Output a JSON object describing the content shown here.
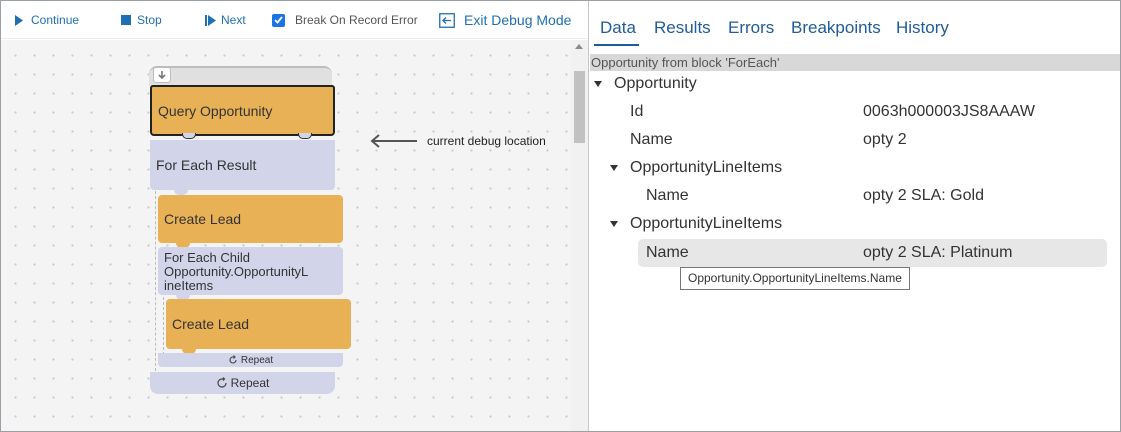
{
  "toolbar": {
    "continue_label": "Continue",
    "stop_label": "Stop",
    "next_label": "Next",
    "break_label": "Break On Record Error",
    "break_checked": true,
    "exit_label": "Exit Debug Mode"
  },
  "canvas": {
    "blocks": {
      "query": "Query Opportunity",
      "foreach": "For Each Result",
      "lead1": "Create Lead",
      "child_line1": "For Each Child",
      "child_line2": "Opportunity.OpportunityL",
      "child_line3": "ineItems",
      "lead2": "Create Lead",
      "repeat_inner": "Repeat",
      "repeat_outer": "Repeat"
    },
    "debug_label": "current debug location"
  },
  "tabs": [
    "Data",
    "Results",
    "Errors",
    "Breakpoints",
    "History"
  ],
  "active_tab": "Data",
  "data_panel": {
    "context": "Opportunity from block 'ForEach'",
    "root": "Opportunity",
    "id_key": "Id",
    "id_val": "0063h000003JS8AAAW",
    "name_key": "Name",
    "name_val": "opty 2",
    "group1": "OpportunityLineItems",
    "group1_name_key": "Name",
    "group1_name_val": "opty 2 SLA: Gold",
    "group2": "OpportunityLineItems",
    "group2_name_key": "Name",
    "group2_name_val": "opty 2 SLA: Platinum",
    "tooltip": "Opportunity.OpportunityLineItems.Name"
  },
  "colors": {
    "accent": "#1f5c99",
    "block_orange": "#e8b155",
    "block_purple": "#d2d4ea"
  }
}
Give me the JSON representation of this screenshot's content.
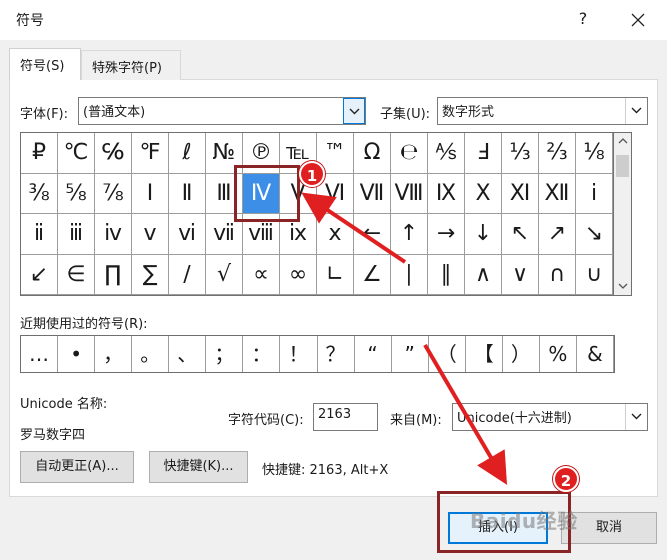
{
  "window": {
    "title": "符号",
    "help_label": "?",
    "close_label": "✕"
  },
  "tabs": [
    {
      "label": "符号(S)"
    },
    {
      "label": "特殊字符(P)"
    }
  ],
  "font": {
    "label": "字体(F):",
    "value": "(普通文本)"
  },
  "subset": {
    "label": "子集(U):",
    "value": "数字形式"
  },
  "symbol_grid": {
    "rows": [
      [
        "₽",
        "℃",
        "℅",
        "℉",
        "ℓ",
        "№",
        "℗",
        "℡",
        "™",
        "Ω",
        "℮",
        "⅍",
        "Ⅎ",
        "⅓",
        "⅔",
        "⅛"
      ],
      [
        "⅜",
        "⅝",
        "⅞",
        "Ⅰ",
        "Ⅱ",
        "Ⅲ",
        "Ⅳ",
        "Ⅴ",
        "Ⅵ",
        "Ⅶ",
        "Ⅷ",
        "Ⅸ",
        "Ⅹ",
        "Ⅺ",
        "Ⅻ",
        "ⅰ"
      ],
      [
        "ⅱ",
        "ⅲ",
        "ⅳ",
        "ⅴ",
        "ⅵ",
        "ⅶ",
        "ⅷ",
        "ⅸ",
        "ⅹ",
        "←",
        "↑",
        "→",
        "↓",
        "↖",
        "↗",
        "↘"
      ],
      [
        "↙",
        "∈",
        "∏",
        "∑",
        "∕",
        "√",
        "∝",
        "∞",
        "∟",
        "∠",
        "∣",
        "∥",
        "∧",
        "∨",
        "∩",
        "∪"
      ]
    ],
    "selected": "Ⅳ"
  },
  "recent": {
    "label": "近期使用过的符号(R):",
    "symbols": [
      "…",
      "•",
      "，",
      "。",
      "、",
      "；",
      "：",
      "！",
      "？",
      "“",
      "”",
      "（",
      "【",
      "）",
      "%",
      "&"
    ]
  },
  "unicode": {
    "name_label": "Unicode 名称:",
    "name_value": "罗马数字四",
    "code_label": "字符代码(C):",
    "code_value": "2163",
    "from_label": "来自(M):",
    "from_value": "Unicode(十六进制)"
  },
  "buttons": {
    "autocorrect": "自动更正(A)...",
    "shortcut_key": "快捷键(K)...",
    "shortcut_info": "快捷键: 2163, Alt+X",
    "insert": "插入(I)",
    "cancel": "取消"
  },
  "annotations": {
    "badge_1": "1",
    "badge_2": "2",
    "watermark": "Baidu经验",
    "arrow_color": "#e02020",
    "box_color": "#8b2424"
  }
}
┄┄┄┄┄┄
Problem details
Quote the records in their entirety, keeping the wording exact and excluding pictures.

Response to this task
Output a JSON object describing the content shown here.
{
  "toolbar": {
    "continue_label": "Continue",
    "stop_label": "Stop",
    "next_label": "Next",
    "break_label": "Break On Record Error",
    "break_checked": true,
    "exit_label": "Exit Debug Mode"
  },
  "canvas": {
    "blocks": {
      "query": "Query Opportunity",
      "foreach": "For Each Result",
      "lead1": "Create Lead",
      "child_line1": "For Each Child",
      "child_line2": "Opportunity.OpportunityL",
      "child_line3": "ineItems",
      "lead2": "Create Lead",
      "repeat_inner": "Repeat",
      "repeat_outer": "Repeat"
    },
    "debug_label": "current debug location"
  },
  "tabs": [
    "Data",
    "Results",
    "Errors",
    "Breakpoints",
    "History"
  ],
  "active_tab": "Data",
  "data_panel": {
    "context": "Opportunity from block 'ForEach'",
    "root": "Opportunity",
    "id_key": "Id",
    "id_val": "0063h000003JS8AAAW",
    "name_key": "Name",
    "name_val": "opty 2",
    "group1": "OpportunityLineItems",
    "group1_name_key": "Name",
    "group1_name_val": "opty 2 SLA: Gold",
    "group2": "OpportunityLineItems",
    "group2_name_key": "Name",
    "group2_name_val": "opty 2 SLA: Platinum",
    "tooltip": "Opportunity.OpportunityLineItems.Name"
  },
  "colors": {
    "accent": "#1f5c99",
    "block_orange": "#e8b155",
    "block_purple": "#d2d4ea"
  }
}
Give me the JSON representation of this screenshot's content.
{
  "window": {
    "title": "符号",
    "help_label": "?",
    "close_label": "✕"
  },
  "tabs": [
    {
      "label": "符号(S)"
    },
    {
      "label": "特殊字符(P)"
    }
  ],
  "font": {
    "label": "字体(F):",
    "value": "(普通文本)"
  },
  "subset": {
    "label": "子集(U):",
    "value": "数字形式"
  },
  "symbol_grid": {
    "rows": [
      [
        "₽",
        "℃",
        "℅",
        "℉",
        "ℓ",
        "№",
        "℗",
        "℡",
        "™",
        "Ω",
        "℮",
        "⅍",
        "Ⅎ",
        "⅓",
        "⅔",
        "⅛"
      ],
      [
        "⅜",
        "⅝",
        "⅞",
        "Ⅰ",
        "Ⅱ",
        "Ⅲ",
        "Ⅳ",
        "Ⅴ",
        "Ⅵ",
        "Ⅶ",
        "Ⅷ",
        "Ⅸ",
        "Ⅹ",
        "Ⅺ",
        "Ⅻ",
        "ⅰ"
      ],
      [
        "ⅱ",
        "ⅲ",
        "ⅳ",
        "ⅴ",
        "ⅵ",
        "ⅶ",
        "ⅷ",
        "ⅸ",
        "ⅹ",
        "←",
        "↑",
        "→",
        "↓",
        "↖",
        "↗",
        "↘"
      ],
      [
        "↙",
        "∈",
        "∏",
        "∑",
        "∕",
        "√",
        "∝",
        "∞",
        "∟",
        "∠",
        "∣",
        "∥",
        "∧",
        "∨",
        "∩",
        "∪"
      ]
    ],
    "selected": "Ⅳ"
  },
  "recent": {
    "label": "近期使用过的符号(R):",
    "symbols": [
      "…",
      "•",
      "，",
      "。",
      "、",
      "；",
      "：",
      "！",
      "？",
      "“",
      "”",
      "（",
      "【",
      "）",
      "%",
      "&"
    ]
  },
  "unicode": {
    "name_label": "Unicode 名称:",
    "name_value": "罗马数字四",
    "code_label": "字符代码(C):",
    "code_value": "2163",
    "from_label": "来自(M):",
    "from_value": "Unicode(十六进制)"
  },
  "buttons": {
    "autocorrect": "自动更正(A)...",
    "shortcut_key": "快捷键(K)...",
    "shortcut_info": "快捷键: 2163, Alt+X",
    "insert": "插入(I)",
    "cancel": "取消"
  },
  "annotations": {
    "badge_1": "1",
    "badge_2": "2",
    "watermark": "Baidu经验",
    "arrow_color": "#e02020",
    "box_color": "#8b2424"
  }
}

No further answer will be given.